Search the data for the string "title" and gather each line it is in.

- - -

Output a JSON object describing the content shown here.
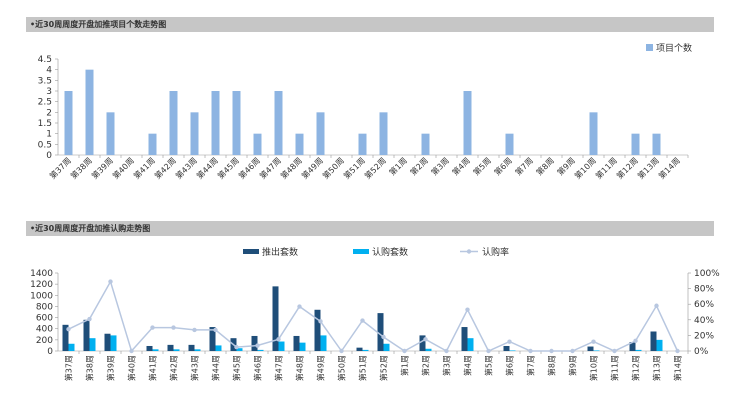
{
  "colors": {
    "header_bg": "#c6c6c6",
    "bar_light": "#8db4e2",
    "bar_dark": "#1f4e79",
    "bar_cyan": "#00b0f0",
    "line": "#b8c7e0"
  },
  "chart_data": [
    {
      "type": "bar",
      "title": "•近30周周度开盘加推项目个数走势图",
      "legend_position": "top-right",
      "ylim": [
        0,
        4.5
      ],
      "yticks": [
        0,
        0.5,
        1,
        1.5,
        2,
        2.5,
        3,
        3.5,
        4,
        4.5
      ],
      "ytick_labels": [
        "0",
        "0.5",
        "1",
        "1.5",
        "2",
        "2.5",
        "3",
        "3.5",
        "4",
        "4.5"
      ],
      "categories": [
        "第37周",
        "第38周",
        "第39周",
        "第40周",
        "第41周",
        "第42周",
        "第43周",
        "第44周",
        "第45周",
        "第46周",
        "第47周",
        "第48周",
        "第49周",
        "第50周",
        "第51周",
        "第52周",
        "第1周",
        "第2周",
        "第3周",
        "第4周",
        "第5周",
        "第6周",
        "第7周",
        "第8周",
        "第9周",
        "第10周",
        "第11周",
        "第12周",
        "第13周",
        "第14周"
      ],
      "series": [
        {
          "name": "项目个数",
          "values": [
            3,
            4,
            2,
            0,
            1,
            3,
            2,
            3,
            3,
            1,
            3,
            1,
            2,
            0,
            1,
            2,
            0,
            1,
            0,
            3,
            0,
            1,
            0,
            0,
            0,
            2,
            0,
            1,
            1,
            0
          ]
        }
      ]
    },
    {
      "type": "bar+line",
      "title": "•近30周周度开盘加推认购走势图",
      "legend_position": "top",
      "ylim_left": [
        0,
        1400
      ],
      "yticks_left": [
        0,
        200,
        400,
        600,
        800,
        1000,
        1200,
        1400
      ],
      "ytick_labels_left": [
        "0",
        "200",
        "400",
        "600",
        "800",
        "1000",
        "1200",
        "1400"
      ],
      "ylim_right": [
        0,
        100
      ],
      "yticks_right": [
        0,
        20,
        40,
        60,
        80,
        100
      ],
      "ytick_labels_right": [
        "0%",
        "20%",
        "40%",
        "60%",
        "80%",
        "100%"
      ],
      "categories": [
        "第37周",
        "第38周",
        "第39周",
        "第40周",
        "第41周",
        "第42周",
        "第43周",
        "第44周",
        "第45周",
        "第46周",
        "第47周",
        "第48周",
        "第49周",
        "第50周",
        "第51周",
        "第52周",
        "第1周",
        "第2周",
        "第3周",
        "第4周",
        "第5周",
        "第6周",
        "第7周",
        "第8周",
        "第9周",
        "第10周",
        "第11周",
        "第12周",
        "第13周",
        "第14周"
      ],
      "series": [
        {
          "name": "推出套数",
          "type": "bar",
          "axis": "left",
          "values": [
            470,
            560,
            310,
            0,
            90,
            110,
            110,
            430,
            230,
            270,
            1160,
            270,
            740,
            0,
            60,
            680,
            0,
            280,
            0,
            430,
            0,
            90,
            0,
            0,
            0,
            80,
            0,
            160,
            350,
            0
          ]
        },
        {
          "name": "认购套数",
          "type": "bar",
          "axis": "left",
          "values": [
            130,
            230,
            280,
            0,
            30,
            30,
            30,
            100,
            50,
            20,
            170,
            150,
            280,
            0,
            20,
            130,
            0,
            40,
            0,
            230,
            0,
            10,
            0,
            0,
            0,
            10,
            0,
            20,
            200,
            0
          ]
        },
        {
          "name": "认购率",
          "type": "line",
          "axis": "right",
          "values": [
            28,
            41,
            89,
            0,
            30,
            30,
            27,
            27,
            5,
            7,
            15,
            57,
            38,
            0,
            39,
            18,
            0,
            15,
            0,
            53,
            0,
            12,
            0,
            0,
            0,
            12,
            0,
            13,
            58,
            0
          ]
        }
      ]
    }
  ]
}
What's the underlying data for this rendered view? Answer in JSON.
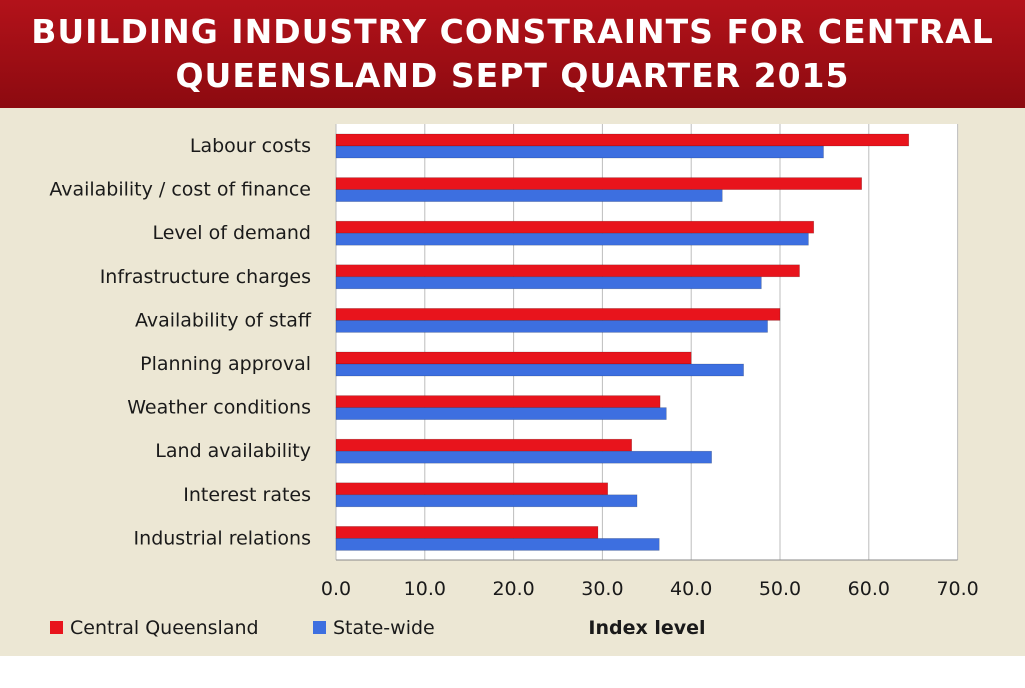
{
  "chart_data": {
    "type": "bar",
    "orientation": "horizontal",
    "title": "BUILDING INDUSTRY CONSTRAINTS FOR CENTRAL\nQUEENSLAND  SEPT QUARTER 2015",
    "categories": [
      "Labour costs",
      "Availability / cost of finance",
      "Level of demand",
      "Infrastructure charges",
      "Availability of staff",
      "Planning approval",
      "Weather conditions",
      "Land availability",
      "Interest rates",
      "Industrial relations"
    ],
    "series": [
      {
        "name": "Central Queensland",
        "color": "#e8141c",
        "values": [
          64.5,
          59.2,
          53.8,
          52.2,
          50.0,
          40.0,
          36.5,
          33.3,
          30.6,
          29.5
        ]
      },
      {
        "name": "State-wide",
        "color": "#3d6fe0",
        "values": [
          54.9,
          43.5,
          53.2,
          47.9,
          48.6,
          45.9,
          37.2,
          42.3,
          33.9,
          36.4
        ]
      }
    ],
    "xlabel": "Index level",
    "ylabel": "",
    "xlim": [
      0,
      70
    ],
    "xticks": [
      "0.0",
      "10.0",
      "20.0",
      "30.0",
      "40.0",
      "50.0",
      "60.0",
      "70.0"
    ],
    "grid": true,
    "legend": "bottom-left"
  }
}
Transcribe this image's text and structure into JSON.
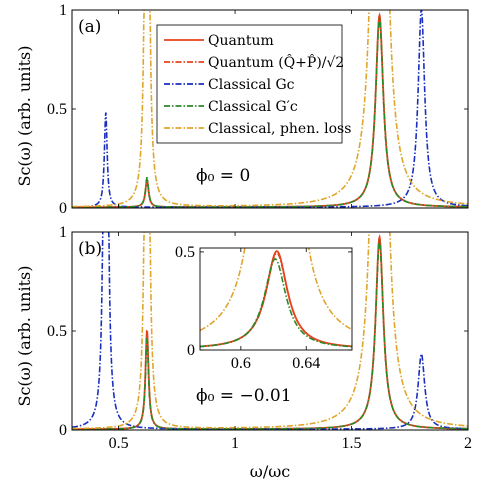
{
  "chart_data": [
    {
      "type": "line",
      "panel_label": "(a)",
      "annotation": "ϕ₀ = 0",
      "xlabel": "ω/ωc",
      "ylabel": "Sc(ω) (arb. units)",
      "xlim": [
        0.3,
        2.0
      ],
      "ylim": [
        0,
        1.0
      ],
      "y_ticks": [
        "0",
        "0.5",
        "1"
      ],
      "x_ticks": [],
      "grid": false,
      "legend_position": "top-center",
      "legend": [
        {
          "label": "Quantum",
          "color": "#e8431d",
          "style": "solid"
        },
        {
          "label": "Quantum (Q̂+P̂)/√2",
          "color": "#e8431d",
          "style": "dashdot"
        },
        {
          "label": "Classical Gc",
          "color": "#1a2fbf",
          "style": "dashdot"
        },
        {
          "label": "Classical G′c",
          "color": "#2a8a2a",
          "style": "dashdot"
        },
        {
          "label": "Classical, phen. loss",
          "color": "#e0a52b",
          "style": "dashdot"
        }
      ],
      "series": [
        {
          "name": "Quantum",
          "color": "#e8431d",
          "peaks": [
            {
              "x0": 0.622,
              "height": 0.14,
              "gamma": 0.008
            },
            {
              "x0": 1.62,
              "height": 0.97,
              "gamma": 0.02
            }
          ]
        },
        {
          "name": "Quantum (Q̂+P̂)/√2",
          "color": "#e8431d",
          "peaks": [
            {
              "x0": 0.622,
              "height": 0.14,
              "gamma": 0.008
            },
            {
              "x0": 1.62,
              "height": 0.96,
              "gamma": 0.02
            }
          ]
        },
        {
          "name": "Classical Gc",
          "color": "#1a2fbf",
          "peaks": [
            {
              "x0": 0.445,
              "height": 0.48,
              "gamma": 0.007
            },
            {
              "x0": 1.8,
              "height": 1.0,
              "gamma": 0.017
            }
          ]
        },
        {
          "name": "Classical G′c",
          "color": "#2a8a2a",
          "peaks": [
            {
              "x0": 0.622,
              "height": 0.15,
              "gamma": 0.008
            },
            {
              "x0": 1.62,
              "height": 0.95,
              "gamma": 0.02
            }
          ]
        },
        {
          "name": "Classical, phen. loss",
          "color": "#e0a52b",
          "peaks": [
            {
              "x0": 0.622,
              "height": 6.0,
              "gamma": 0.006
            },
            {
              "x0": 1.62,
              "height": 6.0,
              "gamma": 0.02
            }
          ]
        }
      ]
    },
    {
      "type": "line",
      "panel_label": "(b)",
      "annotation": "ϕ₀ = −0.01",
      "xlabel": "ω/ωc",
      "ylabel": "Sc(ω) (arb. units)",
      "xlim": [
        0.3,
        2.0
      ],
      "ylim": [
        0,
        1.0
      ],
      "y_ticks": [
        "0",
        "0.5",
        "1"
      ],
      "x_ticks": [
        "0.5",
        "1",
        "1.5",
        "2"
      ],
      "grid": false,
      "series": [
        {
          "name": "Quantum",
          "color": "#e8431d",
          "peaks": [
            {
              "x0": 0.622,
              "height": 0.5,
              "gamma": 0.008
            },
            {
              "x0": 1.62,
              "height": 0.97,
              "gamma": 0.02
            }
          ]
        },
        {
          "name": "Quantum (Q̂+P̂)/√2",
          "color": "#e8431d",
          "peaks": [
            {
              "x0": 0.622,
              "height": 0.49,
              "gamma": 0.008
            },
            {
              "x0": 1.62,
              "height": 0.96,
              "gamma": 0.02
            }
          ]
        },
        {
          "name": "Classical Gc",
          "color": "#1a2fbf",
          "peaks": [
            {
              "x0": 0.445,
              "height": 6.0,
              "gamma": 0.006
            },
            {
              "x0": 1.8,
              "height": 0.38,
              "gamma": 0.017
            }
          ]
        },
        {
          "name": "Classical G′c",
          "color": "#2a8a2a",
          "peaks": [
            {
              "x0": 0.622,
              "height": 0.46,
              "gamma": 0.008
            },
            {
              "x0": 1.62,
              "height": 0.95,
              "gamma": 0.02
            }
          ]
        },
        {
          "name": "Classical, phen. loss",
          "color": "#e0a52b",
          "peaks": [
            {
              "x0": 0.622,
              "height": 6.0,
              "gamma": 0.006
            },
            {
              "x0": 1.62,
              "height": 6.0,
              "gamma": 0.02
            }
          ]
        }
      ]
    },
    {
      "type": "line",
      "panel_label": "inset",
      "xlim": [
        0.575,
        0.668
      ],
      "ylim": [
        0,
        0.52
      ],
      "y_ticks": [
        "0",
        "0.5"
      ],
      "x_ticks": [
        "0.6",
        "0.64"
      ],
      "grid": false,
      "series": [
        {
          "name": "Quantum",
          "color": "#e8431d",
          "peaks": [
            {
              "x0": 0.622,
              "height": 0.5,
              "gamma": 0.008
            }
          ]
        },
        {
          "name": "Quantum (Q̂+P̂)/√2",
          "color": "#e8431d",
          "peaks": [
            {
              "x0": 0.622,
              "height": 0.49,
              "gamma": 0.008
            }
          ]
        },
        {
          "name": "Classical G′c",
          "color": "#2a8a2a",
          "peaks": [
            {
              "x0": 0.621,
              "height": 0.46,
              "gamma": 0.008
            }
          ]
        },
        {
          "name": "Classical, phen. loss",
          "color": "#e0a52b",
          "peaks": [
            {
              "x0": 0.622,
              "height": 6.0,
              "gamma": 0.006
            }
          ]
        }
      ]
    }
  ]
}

- - -

§ Result of this exercise:
      "title": "•近30周周度开盘加推项目个数走势图",
      "title": "•近30周周度开盘加推认购走势图",
    "title": "BUILDING INDUSTRY CONSTRAINTS FOR CENTRAL\nQUEENSLAND  SEPT QUARTER 2015",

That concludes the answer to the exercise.